(Dataset entries)
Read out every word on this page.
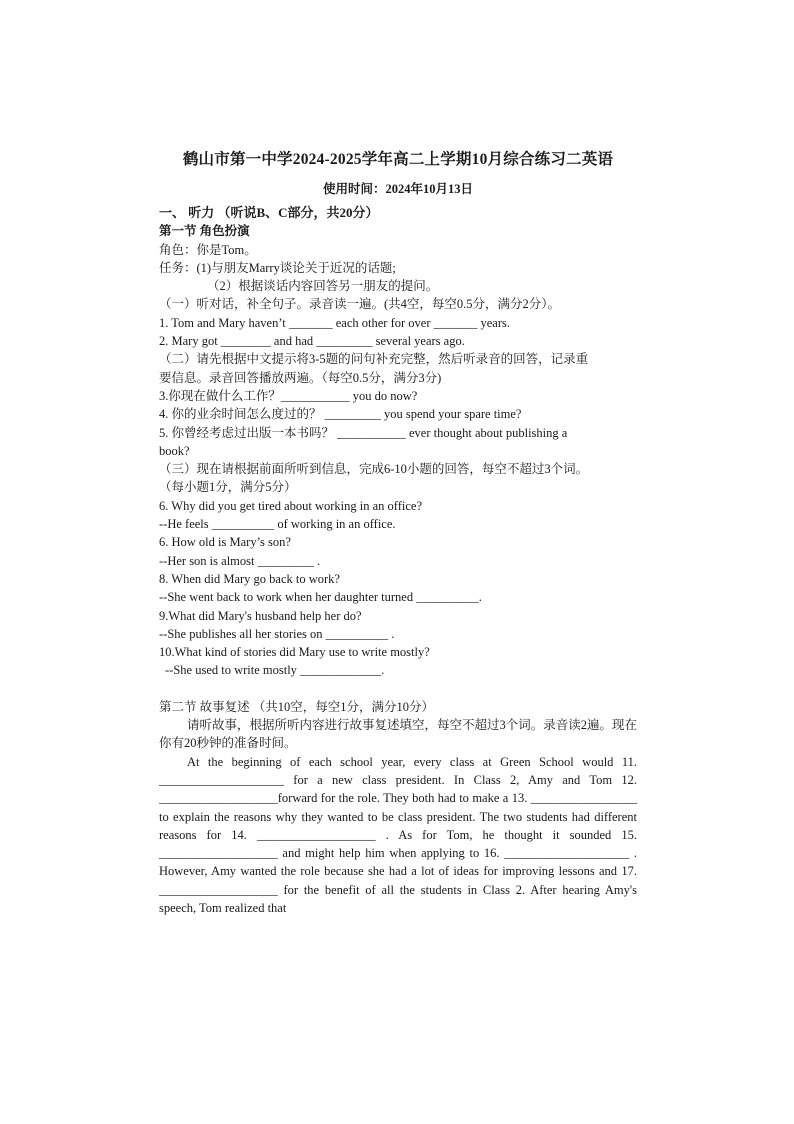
鹤山市第一中学2024-2025学年高二上学期10月综合练习二英语
使用时间：2024年10月13日
一、 听力 （听说B、C部分，共20分）
第一节 角色扮演
角色：你是Tom。
任务：(1)与朋友Marry谈论关于近况的话题;
（2）根据谈话内容回答另一朋友的提问。
（一）听对话，补全句子。录音读一遍。(共4空，每空0.5分，满分2分）。
1. Tom and Mary haven’t _______ each other for over _______ years.
2. Mary got ________ and had _________ several years ago.
（二）请先根据中文提示将3-5题的问句补充完整，然后听录音的回答，记录重
要信息。录音回答播放两遍。（每空0.5分，满分3分)
3.你现在做什么工作？___________ you do now?
4. 你的业余时间怎么度过的？ _________ you spend your spare time?
5. 你曾经考虑过出版一本书吗？ ___________ ever thought about publishing a
book?
（三）现在请根据前面所听到信息，完成6-10小题的回答，每空不超过3个词。
（每小题1分，满分5分）
6. Why did you get tired about working in an office?
--He feels __________ of working in an office.
6. How old is Mary’s son?
--Her son is almost _________ .
8. When did Mary go back to work?
--She went back to work when her daughter turned __________.
9.What did Mary's husband help her do?
--She publishes all her stories on __________ .
10.What kind of stories did Mary use to write mostly?
--She used to write mostly _____________.
第二节 故事复述 （共10空，每空1分，满分10分）
请听故事，根据所听内容进行故事复述填空，每空不超过3个词。录音读2遍。现在你有20秒钟的准备时间。
At the beginning of each school year, every class at Green School would 11. ____________________ for a new class president. In Class 2, Amy and Tom 12. ___________________forward for the role. They both had to make a 13. _________________ to explain the reasons why they wanted to be class president. The two students had different reasons for 14. ___________________ . As for Tom, he thought it sounded 15. ___________________ and might help him when applying to 16. ____________________ . However, Amy wanted the role because she had a lot of ideas for improving lessons and 17. ___________________ for the benefit of all the students in Class 2. After hearing Amy's speech, Tom realized that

§ **What is required**: Find the word "office" and list each line it appears in.

§ **Written answer**:
6. Why did you get tired about working in an office?
--He feels __________ of working in an office.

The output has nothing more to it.